▸ **Work required**
Each entry below should be written out exactly as it is, with no pictures.

--- start Record list ---

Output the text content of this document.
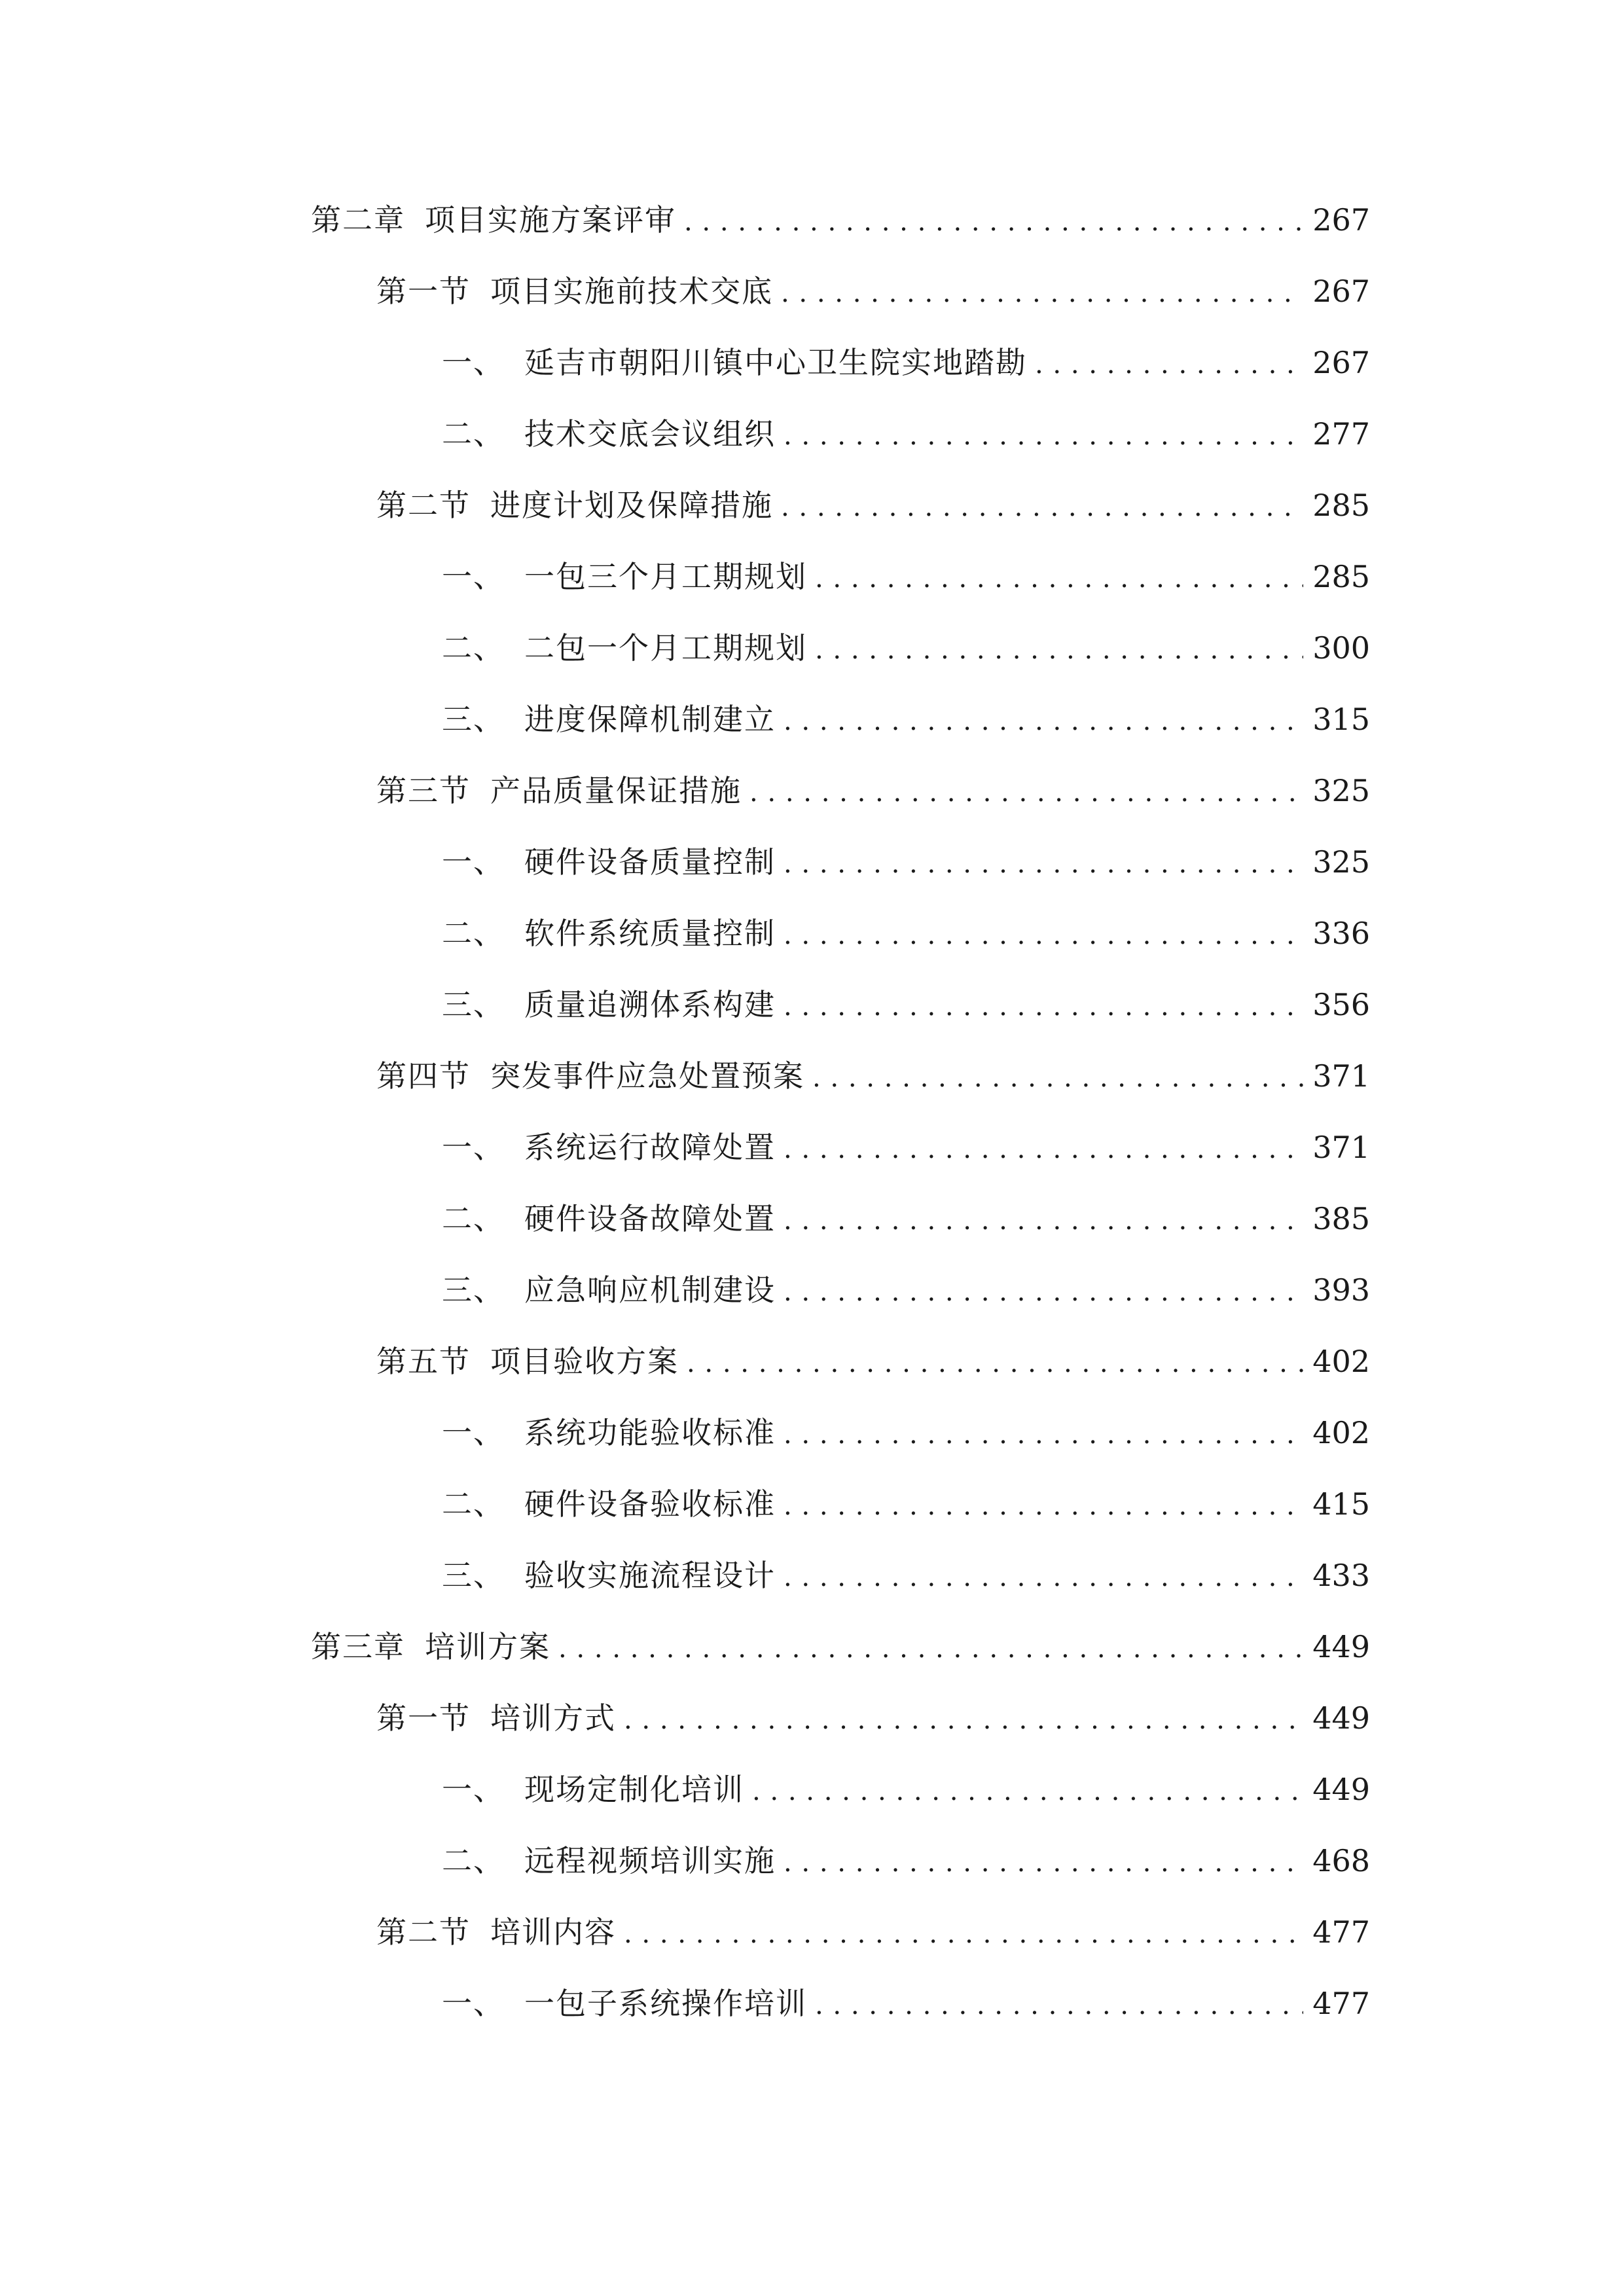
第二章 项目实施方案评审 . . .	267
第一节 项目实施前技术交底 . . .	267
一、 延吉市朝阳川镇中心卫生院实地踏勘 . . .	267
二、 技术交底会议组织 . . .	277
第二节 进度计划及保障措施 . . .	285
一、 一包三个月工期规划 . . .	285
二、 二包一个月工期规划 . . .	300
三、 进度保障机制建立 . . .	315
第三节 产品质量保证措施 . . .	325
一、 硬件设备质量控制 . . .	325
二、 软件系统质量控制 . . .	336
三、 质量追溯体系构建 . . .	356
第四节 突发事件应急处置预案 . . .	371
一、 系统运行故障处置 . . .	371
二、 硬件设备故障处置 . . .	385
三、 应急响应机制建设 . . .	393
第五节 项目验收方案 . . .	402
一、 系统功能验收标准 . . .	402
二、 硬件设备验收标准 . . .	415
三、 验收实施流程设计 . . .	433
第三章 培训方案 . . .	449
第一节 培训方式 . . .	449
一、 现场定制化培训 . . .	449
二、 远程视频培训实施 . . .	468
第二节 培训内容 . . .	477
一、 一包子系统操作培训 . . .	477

--- end Record list ---

▸ **Written answer**
Output the text content of this document.
第二章 项目实施方案评审 . . .	267
第一节 项目实施前技术交底 . . .	267
一、 延吉市朝阳川镇中心卫生院实地踏勘 . . .	267
二、 技术交底会议组织 . . .	277
第二节 进度计划及保障措施 . . .	285
一、 一包三个月工期规划 . . .	285
二、 二包一个月工期规划 . . .	300
三、 进度保障机制建立 . . .	315
第三节 产品质量保证措施 . . .	325
一、 硬件设备质量控制 . . .	325
二、 软件系统质量控制 . . .	336
三、 质量追溯体系构建 . . .	356
第四节 突发事件应急处置预案 . . .	371
一、 系统运行故障处置 . . .	371
二、 硬件设备故障处置 . . .	385
三、 应急响应机制建设 . . .	393
第五节 项目验收方案 . . .	402
一、 系统功能验收标准 . . .	402
二、 硬件设备验收标准 . . .	415
三、 验收实施流程设计 . . .	433
第三章 培训方案 . . .	449
第一节 培训方式 . . .	449
一、 现场定制化培训 . . .	449
二、 远程视频培训实施 . . .	468
第二节 培训内容 . . .	477
一、 一包子系统操作培训 . . .	477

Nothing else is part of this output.